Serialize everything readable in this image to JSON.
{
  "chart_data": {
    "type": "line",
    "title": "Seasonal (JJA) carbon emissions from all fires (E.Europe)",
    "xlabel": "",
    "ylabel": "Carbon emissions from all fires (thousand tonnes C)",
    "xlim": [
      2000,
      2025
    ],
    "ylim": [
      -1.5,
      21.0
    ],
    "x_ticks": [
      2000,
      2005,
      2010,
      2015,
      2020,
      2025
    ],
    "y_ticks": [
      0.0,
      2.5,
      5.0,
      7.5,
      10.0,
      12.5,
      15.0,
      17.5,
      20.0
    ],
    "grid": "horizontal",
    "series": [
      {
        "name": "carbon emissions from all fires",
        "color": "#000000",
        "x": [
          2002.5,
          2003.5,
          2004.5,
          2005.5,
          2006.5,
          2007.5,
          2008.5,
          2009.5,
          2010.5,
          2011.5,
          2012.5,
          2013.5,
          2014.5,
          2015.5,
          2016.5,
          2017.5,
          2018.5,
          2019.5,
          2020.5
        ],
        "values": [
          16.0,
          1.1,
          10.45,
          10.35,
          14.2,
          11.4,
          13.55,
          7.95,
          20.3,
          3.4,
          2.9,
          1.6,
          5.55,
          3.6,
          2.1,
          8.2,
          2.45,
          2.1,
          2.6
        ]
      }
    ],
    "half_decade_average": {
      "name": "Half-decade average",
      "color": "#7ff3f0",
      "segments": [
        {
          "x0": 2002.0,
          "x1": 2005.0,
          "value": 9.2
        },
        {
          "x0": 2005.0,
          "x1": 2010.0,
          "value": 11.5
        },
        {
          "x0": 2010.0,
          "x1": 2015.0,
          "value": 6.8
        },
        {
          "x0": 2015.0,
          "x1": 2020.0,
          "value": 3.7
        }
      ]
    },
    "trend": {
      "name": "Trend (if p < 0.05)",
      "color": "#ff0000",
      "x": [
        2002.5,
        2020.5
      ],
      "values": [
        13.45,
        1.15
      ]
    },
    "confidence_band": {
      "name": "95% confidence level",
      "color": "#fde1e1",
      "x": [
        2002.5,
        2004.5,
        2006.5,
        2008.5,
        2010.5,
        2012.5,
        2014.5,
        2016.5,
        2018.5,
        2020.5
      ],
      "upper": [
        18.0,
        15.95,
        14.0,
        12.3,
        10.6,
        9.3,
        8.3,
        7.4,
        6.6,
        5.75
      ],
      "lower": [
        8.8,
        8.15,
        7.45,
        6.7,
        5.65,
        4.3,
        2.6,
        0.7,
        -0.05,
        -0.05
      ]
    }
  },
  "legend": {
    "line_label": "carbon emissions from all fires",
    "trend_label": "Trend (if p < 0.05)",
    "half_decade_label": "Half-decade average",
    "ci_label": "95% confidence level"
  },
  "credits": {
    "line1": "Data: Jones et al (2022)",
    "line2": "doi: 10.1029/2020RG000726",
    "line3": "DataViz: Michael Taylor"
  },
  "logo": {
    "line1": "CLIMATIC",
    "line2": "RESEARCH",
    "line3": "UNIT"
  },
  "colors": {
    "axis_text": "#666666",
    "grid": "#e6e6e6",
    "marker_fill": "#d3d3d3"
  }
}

WORK TO DO: What is the number of lines in these records that contain "level"? Reply with the number only.

THE RESPONSE: 2